(Saved entries)
***
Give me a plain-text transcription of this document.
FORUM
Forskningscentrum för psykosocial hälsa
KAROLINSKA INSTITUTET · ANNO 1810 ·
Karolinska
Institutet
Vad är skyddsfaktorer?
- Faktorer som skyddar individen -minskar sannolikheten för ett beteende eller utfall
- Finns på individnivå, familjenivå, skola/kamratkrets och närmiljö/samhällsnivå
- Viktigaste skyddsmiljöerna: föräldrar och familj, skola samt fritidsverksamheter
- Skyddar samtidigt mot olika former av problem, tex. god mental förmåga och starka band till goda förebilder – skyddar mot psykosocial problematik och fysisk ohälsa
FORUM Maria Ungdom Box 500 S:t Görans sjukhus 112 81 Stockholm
***
### [PROMPT]
Write all of the records out again exactly.

### [THE COMPLETED TASK]
Give me a plain-text transcription of this document.
FORUM
Forskningscentrum för psykosocial hälsa
KAROLINSKA INSTITUTET · ANNO 1810 ·
Karolinska
Institutet
Vad är skyddsfaktorer?
- Faktorer som skyddar individen -minskar sannolikheten för ett beteende eller utfall
- Finns på individnivå, familjenivå, skola/kamratkrets och närmiljö/samhällsnivå
- Viktigaste skyddsmiljöerna: föräldrar och familj, skola samt fritidsverksamheter
- Skyddar samtidigt mot olika former av problem, tex. god mental förmåga och starka band till goda förebilder – skyddar mot psykosocial problematik och fysisk ohälsa
FORUM Maria Ungdom Box 500 S:t Görans sjukhus 112 81 Stockholm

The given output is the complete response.